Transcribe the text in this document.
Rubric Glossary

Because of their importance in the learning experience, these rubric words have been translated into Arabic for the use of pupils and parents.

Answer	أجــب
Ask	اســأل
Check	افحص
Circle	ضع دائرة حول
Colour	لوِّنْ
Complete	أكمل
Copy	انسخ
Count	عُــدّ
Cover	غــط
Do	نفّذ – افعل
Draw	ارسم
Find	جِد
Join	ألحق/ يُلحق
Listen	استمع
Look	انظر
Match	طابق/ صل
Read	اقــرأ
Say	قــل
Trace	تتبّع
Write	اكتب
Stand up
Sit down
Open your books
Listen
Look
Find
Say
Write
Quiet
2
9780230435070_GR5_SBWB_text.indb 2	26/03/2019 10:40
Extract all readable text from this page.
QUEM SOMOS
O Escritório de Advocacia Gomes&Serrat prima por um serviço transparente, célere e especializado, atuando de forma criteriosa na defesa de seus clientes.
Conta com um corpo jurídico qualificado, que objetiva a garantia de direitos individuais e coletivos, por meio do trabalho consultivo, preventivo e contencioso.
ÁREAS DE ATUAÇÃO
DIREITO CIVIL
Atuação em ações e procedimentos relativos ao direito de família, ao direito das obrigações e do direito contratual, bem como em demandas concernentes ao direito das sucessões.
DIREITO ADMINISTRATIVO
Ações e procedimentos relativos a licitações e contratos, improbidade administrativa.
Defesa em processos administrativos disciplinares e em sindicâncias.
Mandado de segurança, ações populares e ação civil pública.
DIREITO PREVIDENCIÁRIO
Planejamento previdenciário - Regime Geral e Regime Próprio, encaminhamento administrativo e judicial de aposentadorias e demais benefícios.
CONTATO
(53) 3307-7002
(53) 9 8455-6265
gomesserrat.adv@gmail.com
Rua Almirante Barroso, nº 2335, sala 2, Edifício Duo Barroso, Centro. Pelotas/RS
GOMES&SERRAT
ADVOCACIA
----
**Prompt**
Identify the lines above that contain the word "procedimentos", then copy them.

**Answer**
Atuação em ações e procedimentos relativos ao direito de família, ao direito das obrigações e do direito contratual, bem como em demandas concernentes ao direito das sucessões.
Ações e procedimentos relativos a licitações e contratos, improbidade administrativa.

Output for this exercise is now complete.